# Written instruction
Write the entries below out again exactly; any picture in them stays out.

Data entries for graphics:
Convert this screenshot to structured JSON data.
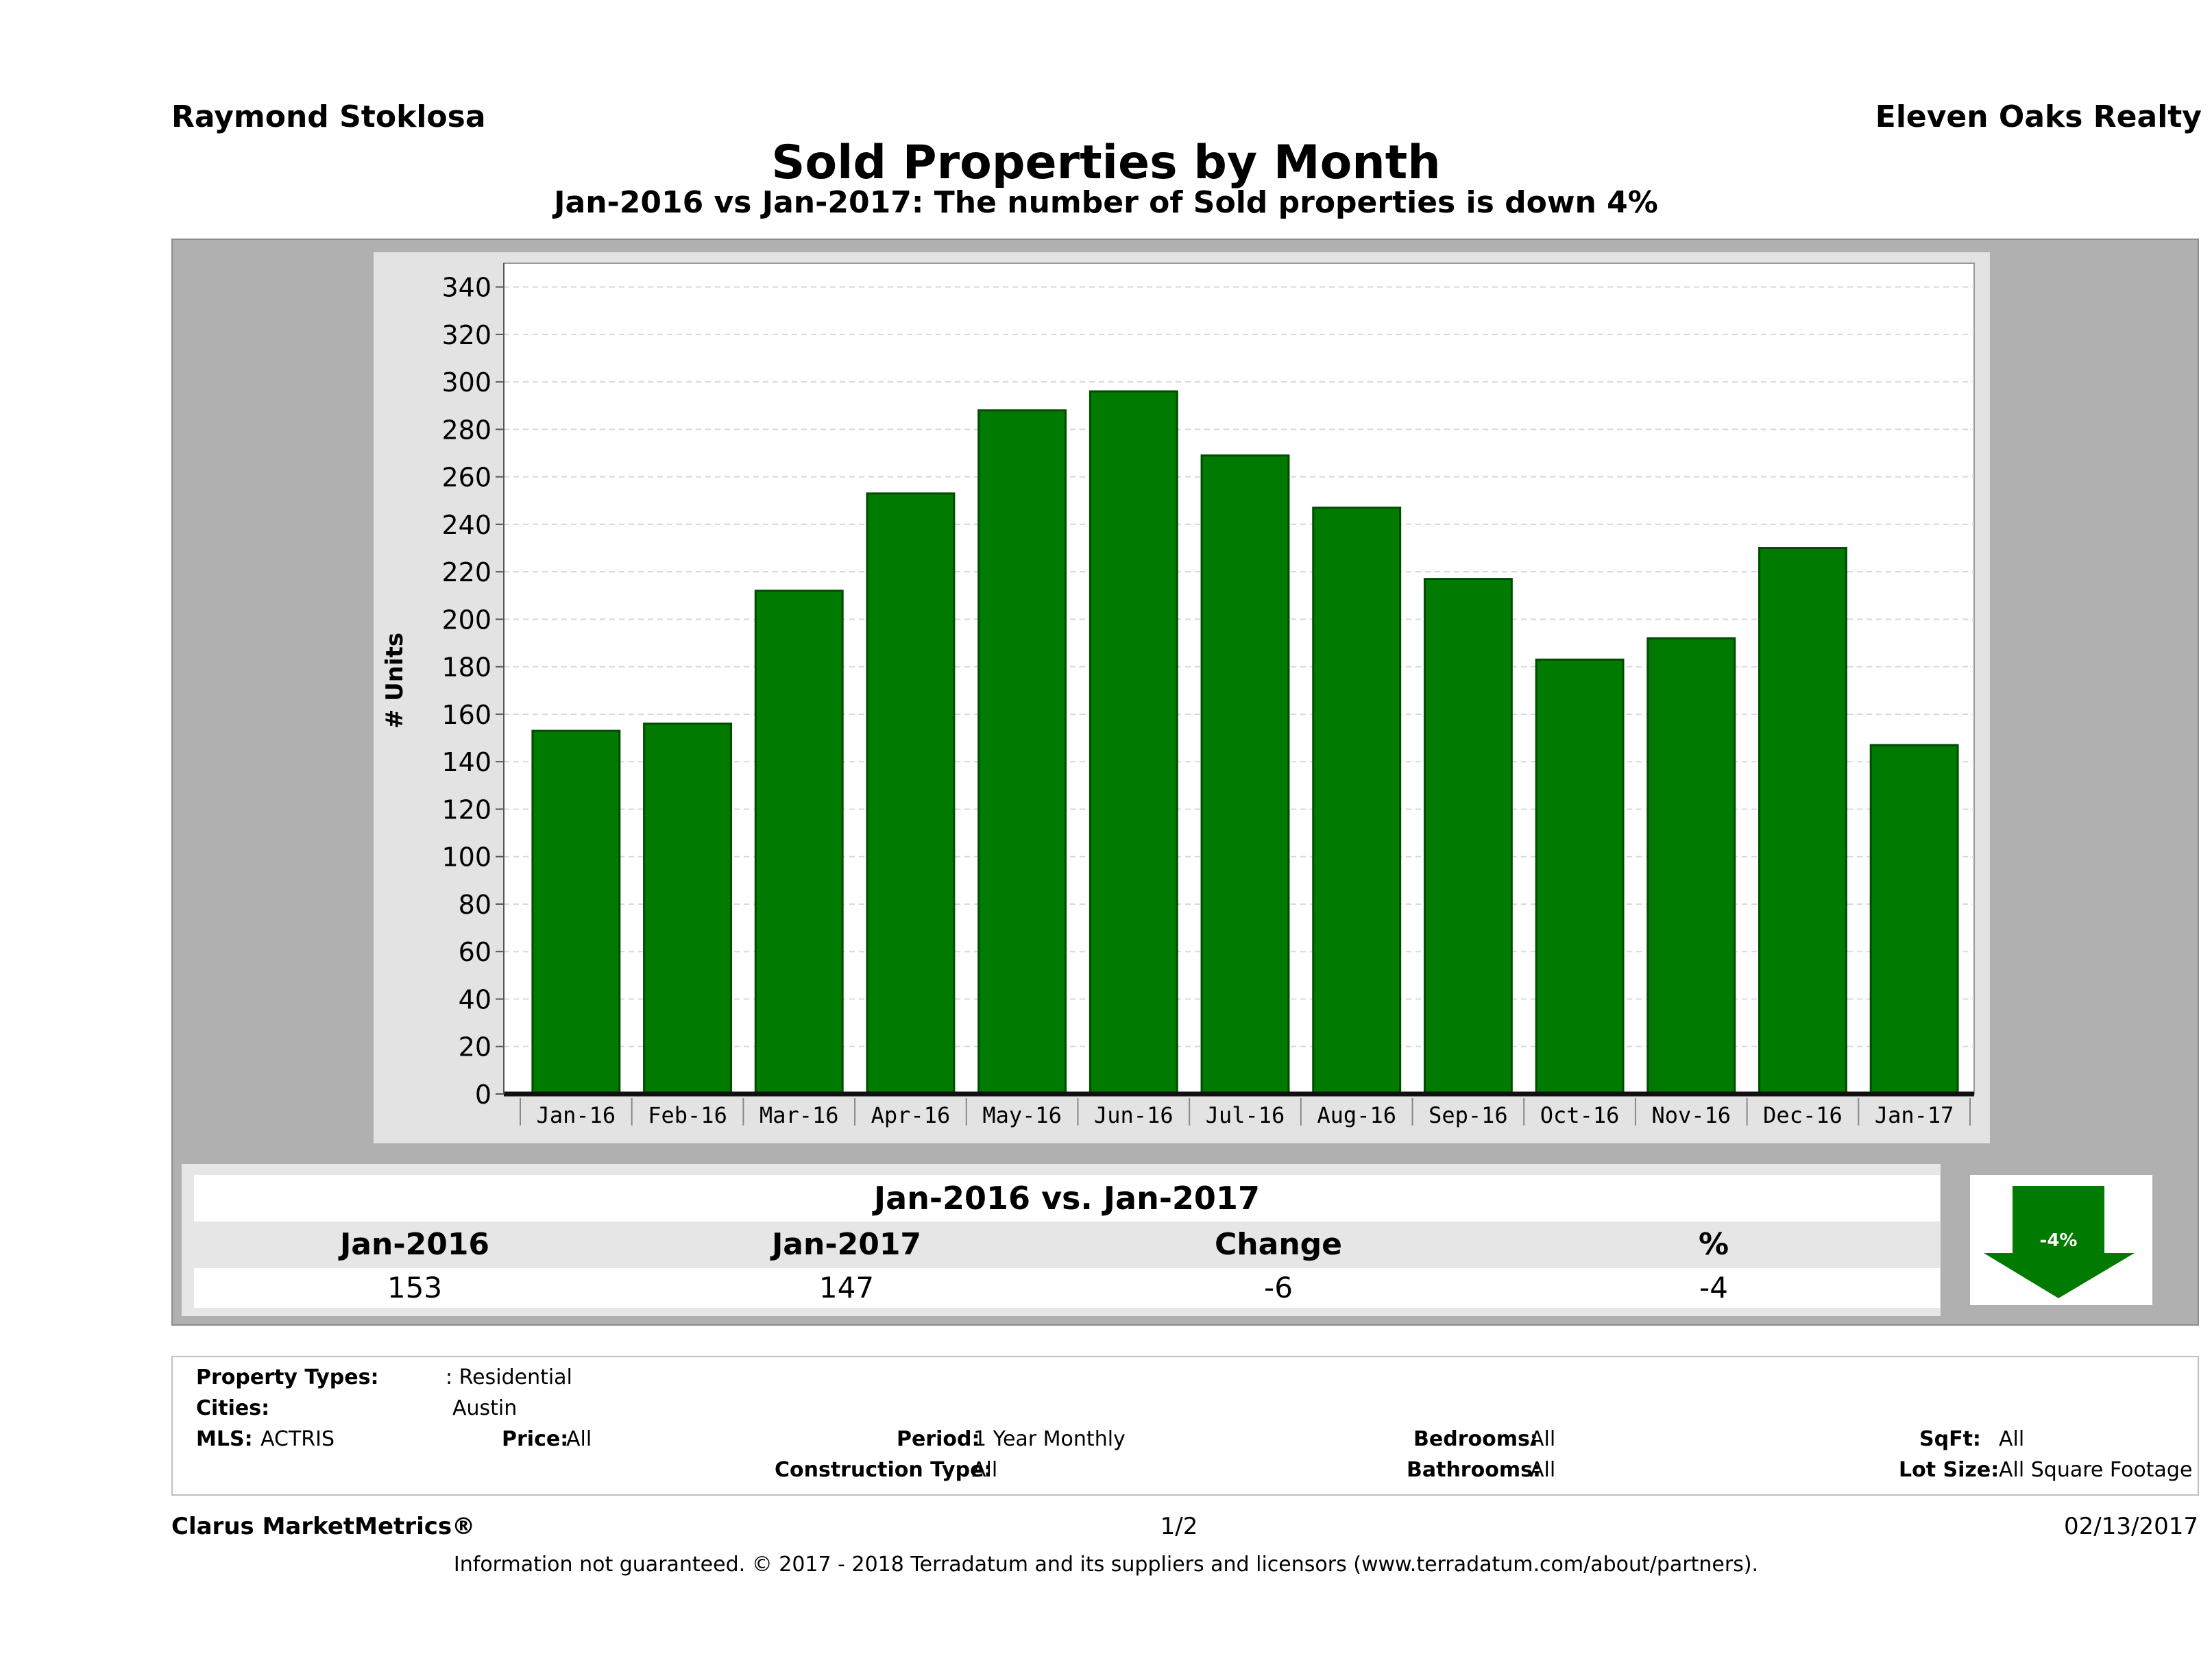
{
  "header": {
    "agent": "Raymond Stoklosa",
    "company": "Eleven Oaks Realty",
    "title": "Sold Properties by Month",
    "subtitle": "Jan-2016 vs Jan-2017: The number of Sold  properties is down 4%"
  },
  "chart_data": {
    "type": "bar",
    "title": "Sold Properties by Month",
    "ylabel": "# Units",
    "xlabel": "",
    "categories": [
      "Jan-16",
      "Feb-16",
      "Mar-16",
      "Apr-16",
      "May-16",
      "Jun-16",
      "Jul-16",
      "Aug-16",
      "Sep-16",
      "Oct-16",
      "Nov-16",
      "Dec-16",
      "Jan-17"
    ],
    "values": [
      153,
      156,
      212,
      253,
      288,
      296,
      269,
      247,
      217,
      183,
      192,
      230,
      147
    ],
    "ylim": [
      0,
      350
    ],
    "yticks": [
      0,
      20,
      40,
      60,
      80,
      100,
      120,
      140,
      160,
      180,
      200,
      220,
      240,
      260,
      280,
      300,
      320,
      340
    ],
    "grid": true,
    "bar_color": "#007a00"
  },
  "comparison": {
    "title": "Jan-2016 vs. Jan-2017",
    "headers": [
      "Jan-2016",
      "Jan-2017",
      "Change",
      "%"
    ],
    "values": [
      "153",
      "147",
      "-6",
      "-4"
    ],
    "badge": "-4%",
    "badge_color": "#007a00"
  },
  "filters": {
    "property_types_label": "Property Types:",
    "property_types_value": ": Residential",
    "cities_label": "Cities:",
    "cities_value": "Austin",
    "mls_label": "MLS:",
    "mls_value": "ACTRIS",
    "price_label": "Price:",
    "price_value": "All",
    "period_label": "Period:",
    "period_value": "1 Year Monthly",
    "construction_label": "Construction Type:",
    "construction_value": "All",
    "bedrooms_label": "Bedrooms:",
    "bedrooms_value": "All",
    "bathrooms_label": "Bathrooms:",
    "bathrooms_value": "All",
    "sqft_label": "SqFt:",
    "sqft_value": "All",
    "lot_label": "Lot Size:",
    "lot_value": "All Square Footage"
  },
  "footer": {
    "brand": "Clarus MarketMetrics®",
    "page": "1/2",
    "date": "02/13/2017",
    "disclaimer": "Information not guaranteed. © 2017 - 2018 Terradatum and its suppliers and licensors (www.terradatum.com/about/partners)."
  }
}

# Reply
Convert this screenshot to structured JSON data.
{
  "header": {
    "agent": "Raymond Stoklosa",
    "company": "Eleven Oaks Realty",
    "title": "Sold Properties by Month",
    "subtitle": "Jan-2016 vs Jan-2017: The number of Sold  properties is down 4%"
  },
  "chart_data": {
    "type": "bar",
    "title": "Sold Properties by Month",
    "ylabel": "# Units",
    "xlabel": "",
    "categories": [
      "Jan-16",
      "Feb-16",
      "Mar-16",
      "Apr-16",
      "May-16",
      "Jun-16",
      "Jul-16",
      "Aug-16",
      "Sep-16",
      "Oct-16",
      "Nov-16",
      "Dec-16",
      "Jan-17"
    ],
    "values": [
      153,
      156,
      212,
      253,
      288,
      296,
      269,
      247,
      217,
      183,
      192,
      230,
      147
    ],
    "ylim": [
      0,
      350
    ],
    "yticks": [
      0,
      20,
      40,
      60,
      80,
      100,
      120,
      140,
      160,
      180,
      200,
      220,
      240,
      260,
      280,
      300,
      320,
      340
    ],
    "grid": true,
    "bar_color": "#007a00"
  },
  "comparison": {
    "title": "Jan-2016 vs. Jan-2017",
    "headers": [
      "Jan-2016",
      "Jan-2017",
      "Change",
      "%"
    ],
    "values": [
      "153",
      "147",
      "-6",
      "-4"
    ],
    "badge": "-4%",
    "badge_color": "#007a00"
  },
  "filters": {
    "property_types_label": "Property Types:",
    "property_types_value": ": Residential",
    "cities_label": "Cities:",
    "cities_value": "Austin",
    "mls_label": "MLS:",
    "mls_value": "ACTRIS",
    "price_label": "Price:",
    "price_value": "All",
    "period_label": "Period:",
    "period_value": "1 Year Monthly",
    "construction_label": "Construction Type:",
    "construction_value": "All",
    "bedrooms_label": "Bedrooms:",
    "bedrooms_value": "All",
    "bathrooms_label": "Bathrooms:",
    "bathrooms_value": "All",
    "sqft_label": "SqFt:",
    "sqft_value": "All",
    "lot_label": "Lot Size:",
    "lot_value": "All Square Footage"
  },
  "footer": {
    "brand": "Clarus MarketMetrics®",
    "page": "1/2",
    "date": "02/13/2017",
    "disclaimer": "Information not guaranteed. © 2017 - 2018 Terradatum and its suppliers and licensors (www.terradatum.com/about/partners)."
  }
}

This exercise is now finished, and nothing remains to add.